> Objective
Count the lines in the entries below that include the word "original". Give nothing but the number.

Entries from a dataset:
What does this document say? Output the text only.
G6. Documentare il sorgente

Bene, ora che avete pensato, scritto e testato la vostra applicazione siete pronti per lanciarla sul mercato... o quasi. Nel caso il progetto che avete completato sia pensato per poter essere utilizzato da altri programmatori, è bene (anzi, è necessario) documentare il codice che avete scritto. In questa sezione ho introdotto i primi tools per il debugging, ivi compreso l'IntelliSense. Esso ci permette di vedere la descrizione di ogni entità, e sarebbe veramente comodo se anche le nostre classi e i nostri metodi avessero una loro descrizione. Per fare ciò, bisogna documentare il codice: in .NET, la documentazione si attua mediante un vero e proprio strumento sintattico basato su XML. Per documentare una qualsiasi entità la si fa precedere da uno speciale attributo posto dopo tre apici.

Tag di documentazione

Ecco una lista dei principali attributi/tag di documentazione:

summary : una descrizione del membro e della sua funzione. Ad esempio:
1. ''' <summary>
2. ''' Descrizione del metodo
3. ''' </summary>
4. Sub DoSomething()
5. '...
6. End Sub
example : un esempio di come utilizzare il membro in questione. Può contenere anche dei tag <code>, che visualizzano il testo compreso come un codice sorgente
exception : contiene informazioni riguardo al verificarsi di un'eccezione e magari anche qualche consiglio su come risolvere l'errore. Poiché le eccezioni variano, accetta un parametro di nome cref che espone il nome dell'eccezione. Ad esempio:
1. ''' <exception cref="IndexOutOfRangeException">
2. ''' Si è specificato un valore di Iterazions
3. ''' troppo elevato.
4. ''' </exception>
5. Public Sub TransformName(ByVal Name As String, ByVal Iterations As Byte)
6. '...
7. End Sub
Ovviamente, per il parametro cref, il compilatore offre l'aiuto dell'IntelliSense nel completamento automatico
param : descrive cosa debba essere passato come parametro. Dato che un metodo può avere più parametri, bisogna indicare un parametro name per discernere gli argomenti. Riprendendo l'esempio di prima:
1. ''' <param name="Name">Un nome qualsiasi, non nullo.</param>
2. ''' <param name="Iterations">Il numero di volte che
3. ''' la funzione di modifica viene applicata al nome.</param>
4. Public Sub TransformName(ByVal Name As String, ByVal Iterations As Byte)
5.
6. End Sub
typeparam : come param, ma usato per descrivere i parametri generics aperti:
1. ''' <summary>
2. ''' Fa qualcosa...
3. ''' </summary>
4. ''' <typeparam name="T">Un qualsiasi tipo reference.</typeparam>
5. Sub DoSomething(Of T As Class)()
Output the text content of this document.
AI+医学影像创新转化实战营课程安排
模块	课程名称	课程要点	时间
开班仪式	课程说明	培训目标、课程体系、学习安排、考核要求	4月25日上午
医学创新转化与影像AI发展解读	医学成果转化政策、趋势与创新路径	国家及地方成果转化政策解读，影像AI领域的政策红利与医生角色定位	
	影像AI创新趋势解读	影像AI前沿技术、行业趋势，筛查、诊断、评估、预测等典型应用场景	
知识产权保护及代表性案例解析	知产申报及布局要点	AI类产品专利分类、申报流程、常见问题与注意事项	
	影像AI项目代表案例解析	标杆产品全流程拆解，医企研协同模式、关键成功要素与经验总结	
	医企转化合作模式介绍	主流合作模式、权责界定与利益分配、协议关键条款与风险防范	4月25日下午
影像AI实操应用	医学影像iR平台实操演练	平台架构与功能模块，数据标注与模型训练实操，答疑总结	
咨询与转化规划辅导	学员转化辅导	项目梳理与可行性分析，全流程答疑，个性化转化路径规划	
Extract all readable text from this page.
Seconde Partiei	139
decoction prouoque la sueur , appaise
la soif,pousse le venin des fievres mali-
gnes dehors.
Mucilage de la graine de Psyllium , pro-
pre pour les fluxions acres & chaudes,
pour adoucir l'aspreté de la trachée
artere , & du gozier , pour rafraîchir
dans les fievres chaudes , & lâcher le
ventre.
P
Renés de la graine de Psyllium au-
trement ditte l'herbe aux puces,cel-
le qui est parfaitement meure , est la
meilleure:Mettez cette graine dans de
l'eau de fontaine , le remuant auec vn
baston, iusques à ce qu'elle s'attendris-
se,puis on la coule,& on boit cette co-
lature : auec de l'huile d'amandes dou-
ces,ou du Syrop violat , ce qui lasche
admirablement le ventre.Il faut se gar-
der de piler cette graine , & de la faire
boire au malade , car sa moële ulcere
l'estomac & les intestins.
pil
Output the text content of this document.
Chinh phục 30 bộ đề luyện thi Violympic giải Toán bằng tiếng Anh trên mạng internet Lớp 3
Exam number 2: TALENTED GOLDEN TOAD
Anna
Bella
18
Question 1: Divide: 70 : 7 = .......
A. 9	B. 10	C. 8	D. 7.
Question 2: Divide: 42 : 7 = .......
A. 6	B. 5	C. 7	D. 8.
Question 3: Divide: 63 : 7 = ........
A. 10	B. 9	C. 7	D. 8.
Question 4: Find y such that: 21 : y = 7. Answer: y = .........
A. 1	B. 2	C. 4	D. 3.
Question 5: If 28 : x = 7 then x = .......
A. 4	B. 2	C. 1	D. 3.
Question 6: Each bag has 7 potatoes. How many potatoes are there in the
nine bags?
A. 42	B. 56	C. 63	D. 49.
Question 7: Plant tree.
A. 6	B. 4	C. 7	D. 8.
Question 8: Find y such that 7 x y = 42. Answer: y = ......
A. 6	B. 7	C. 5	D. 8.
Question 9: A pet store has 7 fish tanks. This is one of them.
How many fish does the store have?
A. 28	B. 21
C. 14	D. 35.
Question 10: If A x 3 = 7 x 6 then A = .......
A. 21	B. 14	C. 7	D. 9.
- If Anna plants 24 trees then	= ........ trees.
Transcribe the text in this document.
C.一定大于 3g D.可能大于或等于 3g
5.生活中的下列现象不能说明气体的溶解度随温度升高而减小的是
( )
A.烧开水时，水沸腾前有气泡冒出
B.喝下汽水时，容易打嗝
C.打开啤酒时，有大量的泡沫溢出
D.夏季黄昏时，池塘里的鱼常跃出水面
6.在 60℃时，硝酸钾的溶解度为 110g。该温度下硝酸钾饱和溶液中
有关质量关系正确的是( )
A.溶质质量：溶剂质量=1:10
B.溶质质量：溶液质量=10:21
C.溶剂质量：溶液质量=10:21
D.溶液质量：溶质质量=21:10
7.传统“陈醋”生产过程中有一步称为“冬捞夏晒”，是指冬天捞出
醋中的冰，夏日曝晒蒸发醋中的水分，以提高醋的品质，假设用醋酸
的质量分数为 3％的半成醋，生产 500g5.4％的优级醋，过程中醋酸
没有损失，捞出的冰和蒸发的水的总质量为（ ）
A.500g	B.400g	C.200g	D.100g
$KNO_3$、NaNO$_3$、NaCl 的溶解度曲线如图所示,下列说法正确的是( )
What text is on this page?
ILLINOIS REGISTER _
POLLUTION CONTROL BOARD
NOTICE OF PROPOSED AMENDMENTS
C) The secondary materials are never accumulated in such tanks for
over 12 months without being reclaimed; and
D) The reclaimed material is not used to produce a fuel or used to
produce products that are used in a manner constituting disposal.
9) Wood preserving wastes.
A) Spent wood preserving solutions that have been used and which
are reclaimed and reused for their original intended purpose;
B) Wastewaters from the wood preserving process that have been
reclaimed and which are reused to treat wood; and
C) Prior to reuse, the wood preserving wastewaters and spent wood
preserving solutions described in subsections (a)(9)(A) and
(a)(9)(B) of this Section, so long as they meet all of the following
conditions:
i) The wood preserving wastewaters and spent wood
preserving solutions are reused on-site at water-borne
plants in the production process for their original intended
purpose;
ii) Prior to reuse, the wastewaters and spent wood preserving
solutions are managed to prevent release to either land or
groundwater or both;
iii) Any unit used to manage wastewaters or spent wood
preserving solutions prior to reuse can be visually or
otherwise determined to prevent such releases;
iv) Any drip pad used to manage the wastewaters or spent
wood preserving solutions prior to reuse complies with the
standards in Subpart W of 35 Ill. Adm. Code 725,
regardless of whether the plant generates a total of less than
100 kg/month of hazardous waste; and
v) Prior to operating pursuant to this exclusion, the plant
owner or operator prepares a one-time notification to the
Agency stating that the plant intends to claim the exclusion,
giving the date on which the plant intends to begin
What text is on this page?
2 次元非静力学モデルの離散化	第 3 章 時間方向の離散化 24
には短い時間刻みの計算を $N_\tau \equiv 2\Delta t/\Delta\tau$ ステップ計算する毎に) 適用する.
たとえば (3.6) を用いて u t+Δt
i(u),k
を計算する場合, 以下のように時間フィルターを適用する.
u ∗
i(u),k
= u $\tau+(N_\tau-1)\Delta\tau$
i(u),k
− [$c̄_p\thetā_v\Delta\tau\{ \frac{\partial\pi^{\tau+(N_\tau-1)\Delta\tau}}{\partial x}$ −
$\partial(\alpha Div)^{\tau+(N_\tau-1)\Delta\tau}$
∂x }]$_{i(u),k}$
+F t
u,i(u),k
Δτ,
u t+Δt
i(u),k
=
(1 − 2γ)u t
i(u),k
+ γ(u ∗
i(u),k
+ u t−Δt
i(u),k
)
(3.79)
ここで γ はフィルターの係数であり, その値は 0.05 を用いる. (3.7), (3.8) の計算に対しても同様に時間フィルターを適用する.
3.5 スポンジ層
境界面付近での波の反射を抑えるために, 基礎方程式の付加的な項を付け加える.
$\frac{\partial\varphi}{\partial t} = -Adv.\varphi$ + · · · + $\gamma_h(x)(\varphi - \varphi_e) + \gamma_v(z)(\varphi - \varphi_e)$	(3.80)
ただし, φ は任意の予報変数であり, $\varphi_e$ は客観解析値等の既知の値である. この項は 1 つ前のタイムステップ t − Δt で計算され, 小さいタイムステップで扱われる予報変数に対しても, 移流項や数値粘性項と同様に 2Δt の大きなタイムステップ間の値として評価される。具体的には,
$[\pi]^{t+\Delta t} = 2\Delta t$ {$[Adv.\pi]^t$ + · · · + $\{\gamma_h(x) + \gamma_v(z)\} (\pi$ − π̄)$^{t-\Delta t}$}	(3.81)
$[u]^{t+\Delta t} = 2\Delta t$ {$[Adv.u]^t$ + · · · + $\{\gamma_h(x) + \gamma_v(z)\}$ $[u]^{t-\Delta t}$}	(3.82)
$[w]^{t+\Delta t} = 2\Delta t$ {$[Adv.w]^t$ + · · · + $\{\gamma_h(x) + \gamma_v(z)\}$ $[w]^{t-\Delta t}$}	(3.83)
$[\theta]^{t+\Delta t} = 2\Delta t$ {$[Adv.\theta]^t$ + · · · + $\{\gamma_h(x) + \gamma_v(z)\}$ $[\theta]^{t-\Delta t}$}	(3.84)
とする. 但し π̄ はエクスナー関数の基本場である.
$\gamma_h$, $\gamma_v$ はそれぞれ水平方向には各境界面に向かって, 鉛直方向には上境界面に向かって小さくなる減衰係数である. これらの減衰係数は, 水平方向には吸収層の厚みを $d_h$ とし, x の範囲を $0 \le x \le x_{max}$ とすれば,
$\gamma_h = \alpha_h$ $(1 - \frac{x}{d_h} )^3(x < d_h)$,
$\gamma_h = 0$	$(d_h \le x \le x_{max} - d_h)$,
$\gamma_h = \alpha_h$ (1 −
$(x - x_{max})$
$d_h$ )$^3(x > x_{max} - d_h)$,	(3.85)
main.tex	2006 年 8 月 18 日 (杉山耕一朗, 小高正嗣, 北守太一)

> Completed task
2